(What you will do):
a) In the text on C. sangirensis, reproduce the passage that begins at the words "Prior to this" and stops after the words "loss and degradation.".
b) Condense the paragraph of the text on C. sangirensis that opens with "C. sangirensis is known from the island of Sangihe" into a short bulleted list that keeps its main facts.
c) Pick up the text on C. sangirensis after its final sentence and extend it.

(Text shown):
☆ ☆ ☆ ☆ ☆

Prior to this taxonomic change, C. fallax (BirdLife species factsheet) was listed as Near Threatened under criteria C1;C2a(i), on the basis that it probably had a moderately small population (approaching as few as 10,000 mature individuals), as it is scarce and patchily distributed within its restricted range, and was likely to be in continuing decline owing to on-going habitat loss and degradation.
C. sangirensis is known from the island of Sangihe (Fry and Fry 1999, del Hoyo et al. 2001), and is listed in some sources as occurring on the Talaud Islands, Indonesia (e.g. del Hoyo et al. 2001). It is not clear whether it has ever been recorded on or likely to occur on Siau or any other nearby islands. C. sangirensis is presumed to rely heavily on lowland primary forest (Fry and Fry 1999, del Hoyo et al. 2001), but may tolerate some habitat degradation and fragmentation.
Surveys on Sangihe in 1998-1999 did not yield any records of this taxon, leading to a suspicion that it could be extinct there (Riley 2002). On Sangihe, lowland primary forest is thought to have been completely or almost completely removed, although the species could persist in inaccessible forested gullies on the margin of its upper elevation limit, and it has been noted that other species of this genus can be difficult to find (J. Eaton in litt. 2013, F. Lambert in litt. 2013).

☆ ☆ ☆ ☆ ☆

(Supplied entries):
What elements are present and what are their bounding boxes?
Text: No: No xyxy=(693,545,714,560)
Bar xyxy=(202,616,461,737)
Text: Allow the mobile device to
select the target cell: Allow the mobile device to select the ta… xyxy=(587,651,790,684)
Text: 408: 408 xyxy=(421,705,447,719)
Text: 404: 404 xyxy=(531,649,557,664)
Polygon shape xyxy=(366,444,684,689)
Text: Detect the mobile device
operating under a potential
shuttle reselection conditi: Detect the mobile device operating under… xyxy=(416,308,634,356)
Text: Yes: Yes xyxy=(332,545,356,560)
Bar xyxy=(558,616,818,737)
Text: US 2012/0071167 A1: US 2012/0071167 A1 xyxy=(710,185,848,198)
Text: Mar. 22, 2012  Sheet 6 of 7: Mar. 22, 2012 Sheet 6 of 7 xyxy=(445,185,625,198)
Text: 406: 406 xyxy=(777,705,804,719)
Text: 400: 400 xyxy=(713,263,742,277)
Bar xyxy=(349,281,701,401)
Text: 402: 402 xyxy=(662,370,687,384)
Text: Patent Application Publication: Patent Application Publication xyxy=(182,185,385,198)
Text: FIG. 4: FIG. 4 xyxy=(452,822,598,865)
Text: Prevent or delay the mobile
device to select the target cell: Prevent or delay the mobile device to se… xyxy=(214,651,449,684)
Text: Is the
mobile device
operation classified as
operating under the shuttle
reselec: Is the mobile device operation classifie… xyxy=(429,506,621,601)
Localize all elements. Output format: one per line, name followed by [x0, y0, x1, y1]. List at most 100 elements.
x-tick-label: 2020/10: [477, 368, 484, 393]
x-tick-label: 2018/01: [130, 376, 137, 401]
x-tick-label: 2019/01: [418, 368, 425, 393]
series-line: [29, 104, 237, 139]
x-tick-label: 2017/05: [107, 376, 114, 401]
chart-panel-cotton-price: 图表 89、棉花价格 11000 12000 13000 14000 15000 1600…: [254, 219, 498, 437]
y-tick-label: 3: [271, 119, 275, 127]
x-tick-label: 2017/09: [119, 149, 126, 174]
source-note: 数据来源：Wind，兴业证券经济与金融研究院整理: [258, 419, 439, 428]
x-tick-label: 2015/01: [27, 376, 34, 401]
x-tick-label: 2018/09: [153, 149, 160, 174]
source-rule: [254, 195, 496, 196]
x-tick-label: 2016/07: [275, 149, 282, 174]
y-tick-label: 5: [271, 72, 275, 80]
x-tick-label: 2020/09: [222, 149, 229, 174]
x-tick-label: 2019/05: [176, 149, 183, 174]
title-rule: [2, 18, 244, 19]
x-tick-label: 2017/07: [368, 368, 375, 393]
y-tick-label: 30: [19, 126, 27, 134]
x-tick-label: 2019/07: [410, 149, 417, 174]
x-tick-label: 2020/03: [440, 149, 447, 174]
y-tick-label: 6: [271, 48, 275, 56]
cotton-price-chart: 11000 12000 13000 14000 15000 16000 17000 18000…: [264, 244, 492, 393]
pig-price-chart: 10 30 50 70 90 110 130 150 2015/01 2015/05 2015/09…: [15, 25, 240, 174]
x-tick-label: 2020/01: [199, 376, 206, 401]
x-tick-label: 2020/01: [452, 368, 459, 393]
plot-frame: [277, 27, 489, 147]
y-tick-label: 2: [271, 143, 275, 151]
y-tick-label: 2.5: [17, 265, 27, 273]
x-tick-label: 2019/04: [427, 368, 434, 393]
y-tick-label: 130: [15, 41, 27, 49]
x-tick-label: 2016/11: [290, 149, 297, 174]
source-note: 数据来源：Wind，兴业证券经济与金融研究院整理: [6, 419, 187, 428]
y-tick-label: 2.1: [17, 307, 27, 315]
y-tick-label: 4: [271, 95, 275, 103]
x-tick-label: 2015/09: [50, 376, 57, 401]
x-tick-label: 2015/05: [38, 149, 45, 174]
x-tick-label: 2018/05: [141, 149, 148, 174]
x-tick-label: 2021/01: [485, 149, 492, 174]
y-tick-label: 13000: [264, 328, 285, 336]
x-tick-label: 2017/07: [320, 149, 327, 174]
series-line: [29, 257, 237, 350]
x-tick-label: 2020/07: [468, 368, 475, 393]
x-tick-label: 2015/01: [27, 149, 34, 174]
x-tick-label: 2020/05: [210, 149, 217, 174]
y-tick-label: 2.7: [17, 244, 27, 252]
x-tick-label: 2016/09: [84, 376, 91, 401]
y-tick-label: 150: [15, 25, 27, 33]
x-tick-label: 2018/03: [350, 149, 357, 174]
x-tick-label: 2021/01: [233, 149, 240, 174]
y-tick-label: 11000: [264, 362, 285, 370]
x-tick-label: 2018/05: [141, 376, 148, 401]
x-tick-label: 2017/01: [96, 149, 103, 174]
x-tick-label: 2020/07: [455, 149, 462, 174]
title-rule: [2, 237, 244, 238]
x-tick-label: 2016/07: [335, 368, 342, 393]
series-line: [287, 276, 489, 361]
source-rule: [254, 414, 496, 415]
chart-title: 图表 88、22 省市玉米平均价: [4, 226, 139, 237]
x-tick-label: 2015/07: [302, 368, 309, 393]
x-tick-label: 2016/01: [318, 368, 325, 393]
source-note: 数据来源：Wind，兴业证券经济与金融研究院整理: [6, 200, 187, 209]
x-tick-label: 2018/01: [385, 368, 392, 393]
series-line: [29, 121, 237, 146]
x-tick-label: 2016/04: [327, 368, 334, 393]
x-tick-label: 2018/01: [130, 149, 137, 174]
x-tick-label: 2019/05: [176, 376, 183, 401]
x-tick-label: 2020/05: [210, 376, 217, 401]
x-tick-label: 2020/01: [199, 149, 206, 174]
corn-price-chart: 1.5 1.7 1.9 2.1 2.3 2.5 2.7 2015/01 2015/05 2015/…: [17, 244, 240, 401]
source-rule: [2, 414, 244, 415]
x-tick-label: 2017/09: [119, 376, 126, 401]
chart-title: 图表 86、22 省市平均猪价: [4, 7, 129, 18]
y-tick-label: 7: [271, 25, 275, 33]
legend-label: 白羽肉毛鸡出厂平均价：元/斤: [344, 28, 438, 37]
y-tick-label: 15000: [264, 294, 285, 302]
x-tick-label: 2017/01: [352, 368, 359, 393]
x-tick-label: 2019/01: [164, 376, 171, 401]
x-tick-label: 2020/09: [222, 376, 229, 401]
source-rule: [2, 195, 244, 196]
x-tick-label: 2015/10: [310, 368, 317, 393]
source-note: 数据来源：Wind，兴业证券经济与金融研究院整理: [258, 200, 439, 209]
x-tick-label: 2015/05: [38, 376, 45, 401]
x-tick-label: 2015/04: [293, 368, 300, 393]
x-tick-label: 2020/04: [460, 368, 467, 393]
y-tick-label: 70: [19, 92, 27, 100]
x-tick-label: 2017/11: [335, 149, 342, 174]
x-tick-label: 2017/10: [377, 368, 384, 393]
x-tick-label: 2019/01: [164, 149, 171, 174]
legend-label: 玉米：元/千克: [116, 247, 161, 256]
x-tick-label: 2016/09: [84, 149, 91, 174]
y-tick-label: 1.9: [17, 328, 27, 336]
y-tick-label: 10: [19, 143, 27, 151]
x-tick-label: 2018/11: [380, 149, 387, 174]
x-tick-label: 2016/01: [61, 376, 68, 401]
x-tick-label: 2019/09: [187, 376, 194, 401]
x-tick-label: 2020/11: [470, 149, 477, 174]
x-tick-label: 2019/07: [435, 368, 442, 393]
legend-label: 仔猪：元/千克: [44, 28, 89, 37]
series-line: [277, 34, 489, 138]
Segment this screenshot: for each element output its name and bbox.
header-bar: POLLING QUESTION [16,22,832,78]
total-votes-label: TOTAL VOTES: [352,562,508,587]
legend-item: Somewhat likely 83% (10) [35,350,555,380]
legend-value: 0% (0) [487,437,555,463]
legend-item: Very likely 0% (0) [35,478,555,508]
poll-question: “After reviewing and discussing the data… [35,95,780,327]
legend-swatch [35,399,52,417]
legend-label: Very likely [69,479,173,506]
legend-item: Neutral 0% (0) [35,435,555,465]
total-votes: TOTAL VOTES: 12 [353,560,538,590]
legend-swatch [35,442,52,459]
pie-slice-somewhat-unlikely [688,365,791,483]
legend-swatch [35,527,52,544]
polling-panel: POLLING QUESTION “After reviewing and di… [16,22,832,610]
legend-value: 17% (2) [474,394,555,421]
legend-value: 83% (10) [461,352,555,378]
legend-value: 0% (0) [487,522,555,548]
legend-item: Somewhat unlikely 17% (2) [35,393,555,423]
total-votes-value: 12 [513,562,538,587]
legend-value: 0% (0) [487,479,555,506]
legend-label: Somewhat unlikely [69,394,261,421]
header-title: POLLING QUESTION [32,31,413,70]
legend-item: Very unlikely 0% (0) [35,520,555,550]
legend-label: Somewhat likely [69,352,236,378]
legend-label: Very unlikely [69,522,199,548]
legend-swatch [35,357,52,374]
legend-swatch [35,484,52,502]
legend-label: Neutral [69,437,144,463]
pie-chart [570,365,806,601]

☆ ☆ ☆ ☆ ☆

(Results of the tasks):
a)
Prior to this taxonomic change, C. fallax (BirdLife species factsheet) was listed as Near Threatened under criteria C1;C2a(i), on the basis that it probably had a moderately small population (approaching as few as 10,000 mature individuals), as it is scarce and patchily distributed within its restricted range, and was likely to be in continuing decline owing to on-going habitat loss and degradation.

b)
- Known from the island of Sangihe (Fry and Fry 1999, del Hoyo et al. 2001).
- Some sources list it as occurring on the Talaud Islands, Indonesia (e.g. del Hoyo et al. 2001).
- Unclear whether it has ever been recorded on, or is likely to occur on, Siau or other nearby islands.
- Presumed to rely heavily on lowland primary forest, but may tolerate some habitat degradation and fragmentation.

c)
The status of this species on Talaud seems uncertain. Riley (1997) did not record the species during fieldwork in 1995, and suggested that it was one of a suite of species that had suffered population reductions as a result of habitat loss. The only source cited by Riley (1997) for records of this species on Talaud is Meyer (1879 per Meyer and Wiglesworth 1898 in Riley 1997), who reported it to be quite common, but soon after this Blasius (1888 in Riley 1997) stated that other collectors did not find it. This raises the question of whether Meyer’s identifications or notes could have been erroneous, and whether the species has ever been reliably recorded on the Talaud Islands.
Unless confirmed records come to light, under the precautionary principle it could be assumed that this newly-defined species is not extant on the Talaud Islands (either extirpated or having never occurred there). It appears to be very rare or extirpated on Sangihe. On this basis, C. sangirensis is likely to qualify as Critically Endangered under criterion C2a(ii), as any remaining extant population is likely to be extremely small, probably numbering far fewer than 250 mature individuals, precautionarily assumed to form a single subpopulation, which is inferred to be in continuing decline owing to on-going habitat loss and degradation. Given the apparent dearth of recent records, the species could be listed as ‘Critically Endangered (Possibly Extinct)’.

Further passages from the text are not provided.